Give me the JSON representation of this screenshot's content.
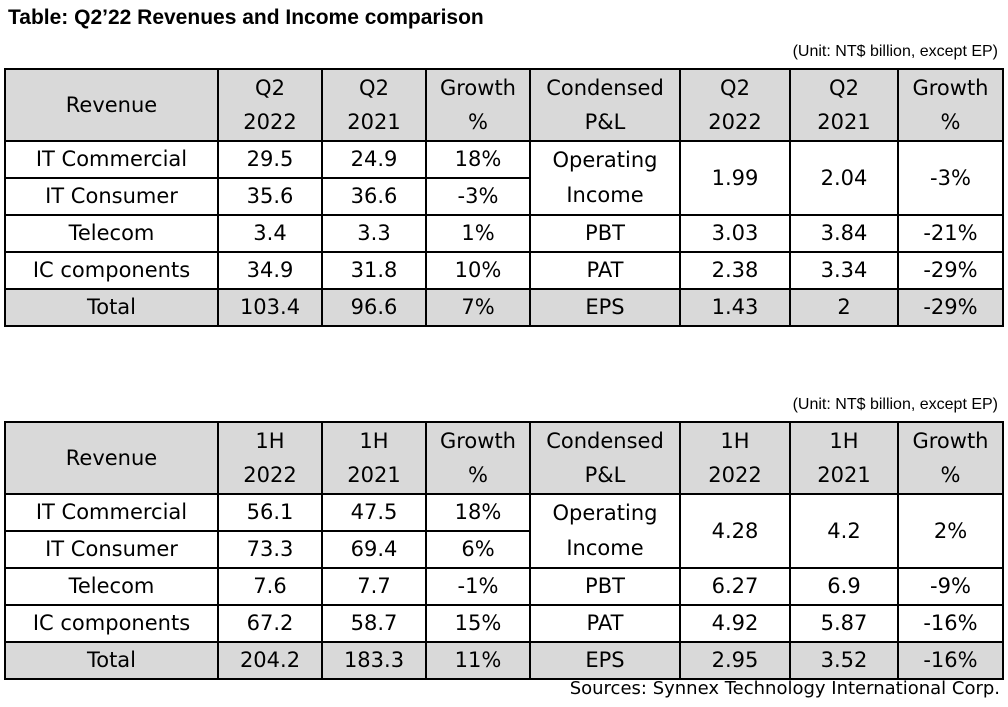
{
  "title": "Table: Q2’22 Revenues and Income comparison",
  "unit_label": "(Unit: NT$ billion, except EP)",
  "source": "Sources: Synnex Technology International Corp.",
  "tables": [
    {
      "headers": {
        "revenue": "Revenue",
        "cur_line1": "Q2",
        "cur_line2": "2022",
        "prev_line1": "Q2",
        "prev_line2": "2021",
        "growth_line1": "Growth",
        "growth_line2": "%",
        "pl_line1": "Condensed",
        "pl_line2": "P&L",
        "pl_cur_line1": "Q2",
        "pl_cur_line2": "2022",
        "pl_prev_line1": "Q2",
        "pl_prev_line2": "2021",
        "pl_growth_line1": "Growth",
        "pl_growth_line2": "%"
      },
      "revenue_rows": [
        {
          "label": "IT Commercial",
          "cur": "29.5",
          "prev": "24.9",
          "growth": "18%"
        },
        {
          "label": "IT Consumer",
          "cur": "35.6",
          "prev": "36.6",
          "growth": "-3%"
        },
        {
          "label": "Telecom",
          "cur": "3.4",
          "prev": "3.3",
          "growth": "1%"
        },
        {
          "label": "IC components",
          "cur": "34.9",
          "prev": "31.8",
          "growth": "10%"
        }
      ],
      "revenue_total": {
        "label": "Total",
        "cur": "103.4",
        "prev": "96.6",
        "growth": "7%"
      },
      "pl_rows": [
        {
          "label_line1": "Operating",
          "label_line2": "Income",
          "cur": "1.99",
          "prev": "2.04",
          "growth": "-3%"
        },
        {
          "label": "PBT",
          "cur": "3.03",
          "prev": "3.84",
          "growth": "-21%"
        },
        {
          "label": "PAT",
          "cur": "2.38",
          "prev": "3.34",
          "growth": "-29%"
        },
        {
          "label": "EPS",
          "cur": "1.43",
          "prev": "2",
          "growth": "-29%"
        }
      ]
    },
    {
      "headers": {
        "revenue": "Revenue",
        "cur_line1": "1H",
        "cur_line2": "2022",
        "prev_line1": "1H",
        "prev_line2": "2021",
        "growth_line1": "Growth",
        "growth_line2": "%",
        "pl_line1": "Condensed",
        "pl_line2": "P&L",
        "pl_cur_line1": "1H",
        "pl_cur_line2": "2022",
        "pl_prev_line1": "1H",
        "pl_prev_line2": "2021",
        "pl_growth_line1": "Growth",
        "pl_growth_line2": "%"
      },
      "revenue_rows": [
        {
          "label": "IT Commercial",
          "cur": "56.1",
          "prev": "47.5",
          "growth": "18%"
        },
        {
          "label": "IT Consumer",
          "cur": "73.3",
          "prev": "69.4",
          "growth": "6%"
        },
        {
          "label": "Telecom",
          "cur": "7.6",
          "prev": "7.7",
          "growth": "-1%"
        },
        {
          "label": "IC components",
          "cur": "67.2",
          "prev": "58.7",
          "growth": "15%"
        }
      ],
      "revenue_total": {
        "label": "Total",
        "cur": "204.2",
        "prev": "183.3",
        "growth": "11%"
      },
      "pl_rows": [
        {
          "label_line1": "Operating",
          "label_line2": "Income",
          "cur": "4.28",
          "prev": "4.2",
          "growth": "2%"
        },
        {
          "label": "PBT",
          "cur": "6.27",
          "prev": "6.9",
          "growth": "-9%"
        },
        {
          "label": "PAT",
          "cur": "4.92",
          "prev": "5.87",
          "growth": "-16%"
        },
        {
          "label": "EPS",
          "cur": "2.95",
          "prev": "3.52",
          "growth": "-16%"
        }
      ]
    }
  ]
}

____

:: Task objective ::
The records above need to be restated word for word, with the pictures left out.

:: Output below ::
Give me the JSON representation of this screenshot's content.
{
  "title": "Table: Q2’22 Revenues and Income comparison",
  "unit_label": "(Unit: NT$ billion, except EP)",
  "source": "Sources: Synnex Technology International Corp.",
  "tables": [
    {
      "headers": {
        "revenue": "Revenue",
        "cur_line1": "Q2",
        "cur_line2": "2022",
        "prev_line1": "Q2",
        "prev_line2": "2021",
        "growth_line1": "Growth",
        "growth_line2": "%",
        "pl_line1": "Condensed",
        "pl_line2": "P&L",
        "pl_cur_line1": "Q2",
        "pl_cur_line2": "2022",
        "pl_prev_line1": "Q2",
        "pl_prev_line2": "2021",
        "pl_growth_line1": "Growth",
        "pl_growth_line2": "%"
      },
      "revenue_rows": [
        {
          "label": "IT Commercial",
          "cur": "29.5",
          "prev": "24.9",
          "growth": "18%"
        },
        {
          "label": "IT Consumer",
          "cur": "35.6",
          "prev": "36.6",
          "growth": "-3%"
        },
        {
          "label": "Telecom",
          "cur": "3.4",
          "prev": "3.3",
          "growth": "1%"
        },
        {
          "label": "IC components",
          "cur": "34.9",
          "prev": "31.8",
          "growth": "10%"
        }
      ],
      "revenue_total": {
        "label": "Total",
        "cur": "103.4",
        "prev": "96.6",
        "growth": "7%"
      },
      "pl_rows": [
        {
          "label_line1": "Operating",
          "label_line2": "Income",
          "cur": "1.99",
          "prev": "2.04",
          "growth": "-3%"
        },
        {
          "label": "PBT",
          "cur": "3.03",
          "prev": "3.84",
          "growth": "-21%"
        },
        {
          "label": "PAT",
          "cur": "2.38",
          "prev": "3.34",
          "growth": "-29%"
        },
        {
          "label": "EPS",
          "cur": "1.43",
          "prev": "2",
          "growth": "-29%"
        }
      ]
    },
    {
      "headers": {
        "revenue": "Revenue",
        "cur_line1": "1H",
        "cur_line2": "2022",
        "prev_line1": "1H",
        "prev_line2": "2021",
        "growth_line1": "Growth",
        "growth_line2": "%",
        "pl_line1": "Condensed",
        "pl_line2": "P&L",
        "pl_cur_line1": "1H",
        "pl_cur_line2": "2022",
        "pl_prev_line1": "1H",
        "pl_prev_line2": "2021",
        "pl_growth_line1": "Growth",
        "pl_growth_line2": "%"
      },
      "revenue_rows": [
        {
          "label": "IT Commercial",
          "cur": "56.1",
          "prev": "47.5",
          "growth": "18%"
        },
        {
          "label": "IT Consumer",
          "cur": "73.3",
          "prev": "69.4",
          "growth": "6%"
        },
        {
          "label": "Telecom",
          "cur": "7.6",
          "prev": "7.7",
          "growth": "-1%"
        },
        {
          "label": "IC components",
          "cur": "67.2",
          "prev": "58.7",
          "growth": "15%"
        }
      ],
      "revenue_total": {
        "label": "Total",
        "cur": "204.2",
        "prev": "183.3",
        "growth": "11%"
      },
      "pl_rows": [
        {
          "label_line1": "Operating",
          "label_line2": "Income",
          "cur": "4.28",
          "prev": "4.2",
          "growth": "2%"
        },
        {
          "label": "PBT",
          "cur": "6.27",
          "prev": "6.9",
          "growth": "-9%"
        },
        {
          "label": "PAT",
          "cur": "4.92",
          "prev": "5.87",
          "growth": "-16%"
        },
        {
          "label": "EPS",
          "cur": "2.95",
          "prev": "3.52",
          "growth": "-16%"
        }
      ]
    }
  ]
}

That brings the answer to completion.